Exercise prompt: From the entries below, say how many lines carry the word "ylabel", and give nothing but the number.

Entries provided:
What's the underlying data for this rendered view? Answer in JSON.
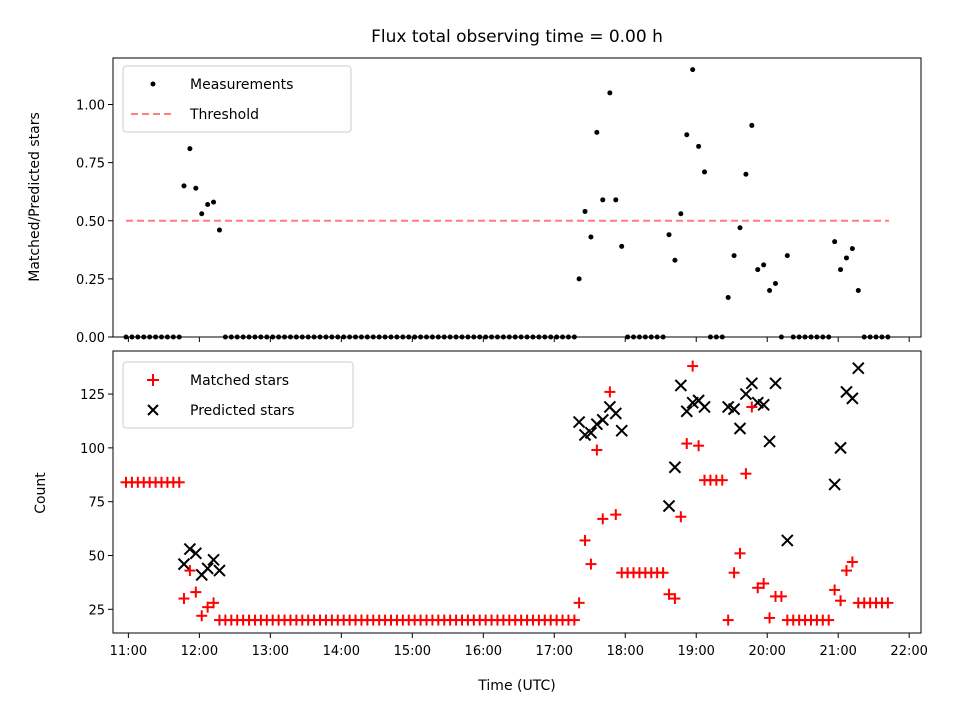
{
  "title": "Flux total observing time = 0.00 h",
  "xlabel": "Time (UTC)",
  "colors": {
    "threshold": "#ff7f7f",
    "matched": "#ff0000",
    "predicted": "#000000",
    "measurement": "#000000"
  },
  "chart_data": [
    {
      "type": "scatter",
      "name": "ratio-panel",
      "ylabel": "Matched/Predicted stars",
      "ylim": [
        0,
        1.2
      ],
      "yticks": [
        0.0,
        0.25,
        0.5,
        0.75,
        1.0
      ],
      "ytick_labels": [
        "0.00",
        "0.25",
        "0.50",
        "0.75",
        "1.00"
      ],
      "xlim": [
        "10:47",
        "22:10"
      ],
      "legend": {
        "placement": "upper-left",
        "entries": [
          "Measurements",
          "Threshold"
        ]
      },
      "threshold": {
        "value": 0.5,
        "x_start": "10:58",
        "x_end": "21:43"
      },
      "measurements": [
        [
          "10:58",
          0
        ],
        [
          "11:03",
          0
        ],
        [
          "11:08",
          0
        ],
        [
          "11:13",
          0
        ],
        [
          "11:18",
          0
        ],
        [
          "11:23",
          0
        ],
        [
          "11:28",
          0
        ],
        [
          "11:33",
          0
        ],
        [
          "11:38",
          0
        ],
        [
          "11:43",
          0
        ],
        [
          "11:47",
          0.65
        ],
        [
          "11:52",
          0.81
        ],
        [
          "11:57",
          0.64
        ],
        [
          "12:02",
          0.53
        ],
        [
          "12:07",
          0.57
        ],
        [
          "12:12",
          0.58
        ],
        [
          "12:17",
          0.46
        ],
        [
          "12:22",
          0
        ],
        [
          "12:27",
          0
        ],
        [
          "12:32",
          0
        ],
        [
          "12:37",
          0
        ],
        [
          "12:42",
          0
        ],
        [
          "12:47",
          0
        ],
        [
          "12:52",
          0
        ],
        [
          "12:57",
          0
        ],
        [
          "13:02",
          0
        ],
        [
          "13:07",
          0
        ],
        [
          "13:12",
          0
        ],
        [
          "13:17",
          0
        ],
        [
          "13:22",
          0
        ],
        [
          "13:27",
          0
        ],
        [
          "13:32",
          0
        ],
        [
          "13:37",
          0
        ],
        [
          "13:42",
          0
        ],
        [
          "13:47",
          0
        ],
        [
          "13:52",
          0
        ],
        [
          "13:57",
          0
        ],
        [
          "14:02",
          0
        ],
        [
          "14:07",
          0
        ],
        [
          "14:12",
          0
        ],
        [
          "14:17",
          0
        ],
        [
          "14:22",
          0
        ],
        [
          "14:27",
          0
        ],
        [
          "14:32",
          0
        ],
        [
          "14:37",
          0
        ],
        [
          "14:42",
          0
        ],
        [
          "14:47",
          0
        ],
        [
          "14:52",
          0
        ],
        [
          "14:57",
          0
        ],
        [
          "15:02",
          0
        ],
        [
          "15:07",
          0
        ],
        [
          "15:12",
          0
        ],
        [
          "15:17",
          0
        ],
        [
          "15:22",
          0
        ],
        [
          "15:27",
          0
        ],
        [
          "15:32",
          0
        ],
        [
          "15:37",
          0
        ],
        [
          "15:42",
          0
        ],
        [
          "15:47",
          0
        ],
        [
          "15:52",
          0
        ],
        [
          "15:57",
          0
        ],
        [
          "16:02",
          0
        ],
        [
          "16:07",
          0
        ],
        [
          "16:12",
          0
        ],
        [
          "16:17",
          0
        ],
        [
          "16:22",
          0
        ],
        [
          "16:27",
          0
        ],
        [
          "16:32",
          0
        ],
        [
          "16:37",
          0
        ],
        [
          "16:42",
          0
        ],
        [
          "16:47",
          0
        ],
        [
          "16:52",
          0
        ],
        [
          "16:57",
          0
        ],
        [
          "17:02",
          0
        ],
        [
          "17:07",
          0
        ],
        [
          "17:12",
          0
        ],
        [
          "17:17",
          0
        ],
        [
          "17:21",
          0.25
        ],
        [
          "17:26",
          0.54
        ],
        [
          "17:31",
          0.43
        ],
        [
          "17:36",
          0.88
        ],
        [
          "17:41",
          0.59
        ],
        [
          "17:47",
          1.05
        ],
        [
          "17:52",
          0.59
        ],
        [
          "17:57",
          0.39
        ],
        [
          "18:02",
          0
        ],
        [
          "18:07",
          0
        ],
        [
          "18:12",
          0
        ],
        [
          "18:17",
          0
        ],
        [
          "18:22",
          0
        ],
        [
          "18:27",
          0
        ],
        [
          "18:32",
          0
        ],
        [
          "18:37",
          0.44
        ],
        [
          "18:42",
          0.33
        ],
        [
          "18:47",
          0.53
        ],
        [
          "18:52",
          0.87
        ],
        [
          "18:57",
          1.15
        ],
        [
          "19:02",
          0.82
        ],
        [
          "19:07",
          0.71
        ],
        [
          "19:12",
          0
        ],
        [
          "19:17",
          0
        ],
        [
          "19:22",
          0
        ],
        [
          "19:27",
          0.17
        ],
        [
          "19:32",
          0.35
        ],
        [
          "19:37",
          0.47
        ],
        [
          "19:42",
          0.7
        ],
        [
          "19:47",
          0.91
        ],
        [
          "19:52",
          0.29
        ],
        [
          "19:57",
          0.31
        ],
        [
          "20:02",
          0.2
        ],
        [
          "20:07",
          0.23
        ],
        [
          "20:12",
          0
        ],
        [
          "20:17",
          0.35
        ],
        [
          "20:22",
          0
        ],
        [
          "20:27",
          0
        ],
        [
          "20:32",
          0
        ],
        [
          "20:37",
          0
        ],
        [
          "20:42",
          0
        ],
        [
          "20:47",
          0
        ],
        [
          "20:52",
          0
        ],
        [
          "20:57",
          0.41
        ],
        [
          "21:02",
          0.29
        ],
        [
          "21:07",
          0.34
        ],
        [
          "21:12",
          0.38
        ],
        [
          "21:17",
          0.2
        ],
        [
          "21:22",
          0
        ],
        [
          "21:27",
          0
        ],
        [
          "21:32",
          0
        ],
        [
          "21:37",
          0
        ],
        [
          "21:42",
          0
        ]
      ]
    },
    {
      "type": "scatter",
      "name": "count-panel",
      "ylabel": "Count",
      "ylim": [
        14,
        145
      ],
      "yticks": [
        25,
        50,
        75,
        100,
        125
      ],
      "ytick_labels": [
        "25",
        "50",
        "75",
        "100",
        "125"
      ],
      "xlim": [
        "10:47",
        "22:10"
      ],
      "xticks": [
        "11:00",
        "12:00",
        "13:00",
        "14:00",
        "15:00",
        "16:00",
        "17:00",
        "18:00",
        "19:00",
        "20:00",
        "21:00",
        "22:00"
      ],
      "legend": {
        "placement": "upper-left",
        "entries": [
          "Matched stars",
          "Predicted stars"
        ]
      },
      "matched": [
        [
          "10:58",
          84
        ],
        [
          "11:03",
          84
        ],
        [
          "11:08",
          84
        ],
        [
          "11:13",
          84
        ],
        [
          "11:18",
          84
        ],
        [
          "11:23",
          84
        ],
        [
          "11:28",
          84
        ],
        [
          "11:33",
          84
        ],
        [
          "11:38",
          84
        ],
        [
          "11:43",
          84
        ],
        [
          "11:47",
          30
        ],
        [
          "11:52",
          43
        ],
        [
          "11:57",
          33
        ],
        [
          "12:02",
          22
        ],
        [
          "12:07",
          26
        ],
        [
          "12:12",
          28
        ],
        [
          "12:17",
          20
        ],
        [
          "12:22",
          20
        ],
        [
          "12:27",
          20
        ],
        [
          "12:32",
          20
        ],
        [
          "12:37",
          20
        ],
        [
          "12:42",
          20
        ],
        [
          "12:47",
          20
        ],
        [
          "12:52",
          20
        ],
        [
          "12:57",
          20
        ],
        [
          "13:02",
          20
        ],
        [
          "13:07",
          20
        ],
        [
          "13:12",
          20
        ],
        [
          "13:17",
          20
        ],
        [
          "13:22",
          20
        ],
        [
          "13:27",
          20
        ],
        [
          "13:32",
          20
        ],
        [
          "13:37",
          20
        ],
        [
          "13:42",
          20
        ],
        [
          "13:47",
          20
        ],
        [
          "13:52",
          20
        ],
        [
          "13:57",
          20
        ],
        [
          "14:02",
          20
        ],
        [
          "14:07",
          20
        ],
        [
          "14:12",
          20
        ],
        [
          "14:17",
          20
        ],
        [
          "14:22",
          20
        ],
        [
          "14:27",
          20
        ],
        [
          "14:32",
          20
        ],
        [
          "14:37",
          20
        ],
        [
          "14:42",
          20
        ],
        [
          "14:47",
          20
        ],
        [
          "14:52",
          20
        ],
        [
          "14:57",
          20
        ],
        [
          "15:02",
          20
        ],
        [
          "15:07",
          20
        ],
        [
          "15:12",
          20
        ],
        [
          "15:17",
          20
        ],
        [
          "15:22",
          20
        ],
        [
          "15:27",
          20
        ],
        [
          "15:32",
          20
        ],
        [
          "15:37",
          20
        ],
        [
          "15:42",
          20
        ],
        [
          "15:47",
          20
        ],
        [
          "15:52",
          20
        ],
        [
          "15:57",
          20
        ],
        [
          "16:02",
          20
        ],
        [
          "16:07",
          20
        ],
        [
          "16:12",
          20
        ],
        [
          "16:17",
          20
        ],
        [
          "16:22",
          20
        ],
        [
          "16:27",
          20
        ],
        [
          "16:32",
          20
        ],
        [
          "16:37",
          20
        ],
        [
          "16:42",
          20
        ],
        [
          "16:47",
          20
        ],
        [
          "16:52",
          20
        ],
        [
          "16:57",
          20
        ],
        [
          "17:02",
          20
        ],
        [
          "17:07",
          20
        ],
        [
          "17:12",
          20
        ],
        [
          "17:17",
          20
        ],
        [
          "17:21",
          28
        ],
        [
          "17:26",
          57
        ],
        [
          "17:31",
          46
        ],
        [
          "17:36",
          99
        ],
        [
          "17:41",
          67
        ],
        [
          "17:47",
          126
        ],
        [
          "17:52",
          69
        ],
        [
          "17:57",
          42
        ],
        [
          "18:02",
          42
        ],
        [
          "18:07",
          42
        ],
        [
          "18:12",
          42
        ],
        [
          "18:17",
          42
        ],
        [
          "18:22",
          42
        ],
        [
          "18:27",
          42
        ],
        [
          "18:32",
          42
        ],
        [
          "18:37",
          32
        ],
        [
          "18:42",
          30
        ],
        [
          "18:47",
          68
        ],
        [
          "18:52",
          102
        ],
        [
          "18:57",
          138
        ],
        [
          "19:02",
          101
        ],
        [
          "19:07",
          85
        ],
        [
          "19:12",
          85
        ],
        [
          "19:17",
          85
        ],
        [
          "19:22",
          85
        ],
        [
          "19:27",
          20
        ],
        [
          "19:32",
          42
        ],
        [
          "19:37",
          51
        ],
        [
          "19:42",
          88
        ],
        [
          "19:47",
          119
        ],
        [
          "19:52",
          35
        ],
        [
          "19:57",
          37
        ],
        [
          "20:02",
          21
        ],
        [
          "20:07",
          31
        ],
        [
          "20:12",
          31
        ],
        [
          "20:17",
          20
        ],
        [
          "20:22",
          20
        ],
        [
          "20:27",
          20
        ],
        [
          "20:32",
          20
        ],
        [
          "20:37",
          20
        ],
        [
          "20:42",
          20
        ],
        [
          "20:47",
          20
        ],
        [
          "20:52",
          20
        ],
        [
          "20:57",
          34
        ],
        [
          "21:02",
          29
        ],
        [
          "21:07",
          43
        ],
        [
          "21:12",
          47
        ],
        [
          "21:17",
          28
        ],
        [
          "21:22",
          28
        ],
        [
          "21:27",
          28
        ],
        [
          "21:32",
          28
        ],
        [
          "21:37",
          28
        ],
        [
          "21:42",
          28
        ]
      ],
      "predicted": [
        [
          "11:47",
          46
        ],
        [
          "11:52",
          53
        ],
        [
          "11:57",
          51
        ],
        [
          "12:02",
          41
        ],
        [
          "12:07",
          44
        ],
        [
          "12:12",
          48
        ],
        [
          "12:17",
          43
        ],
        [
          "17:21",
          112
        ],
        [
          "17:26",
          106
        ],
        [
          "17:31",
          107
        ],
        [
          "17:36",
          111
        ],
        [
          "17:41",
          113
        ],
        [
          "17:47",
          119
        ],
        [
          "17:52",
          116
        ],
        [
          "17:57",
          108
        ],
        [
          "18:37",
          73
        ],
        [
          "18:42",
          91
        ],
        [
          "18:47",
          129
        ],
        [
          "18:52",
          117
        ],
        [
          "18:57",
          121
        ],
        [
          "19:02",
          122
        ],
        [
          "19:07",
          119
        ],
        [
          "19:27",
          119
        ],
        [
          "19:32",
          118
        ],
        [
          "19:37",
          109
        ],
        [
          "19:42",
          125
        ],
        [
          "19:47",
          130
        ],
        [
          "19:52",
          121
        ],
        [
          "19:57",
          120
        ],
        [
          "20:02",
          103
        ],
        [
          "20:07",
          130
        ],
        [
          "20:17",
          57
        ],
        [
          "20:57",
          83
        ],
        [
          "21:02",
          100
        ],
        [
          "21:07",
          126
        ],
        [
          "21:12",
          123
        ],
        [
          "21:17",
          137
        ]
      ]
    }
  ]
}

Written response: 2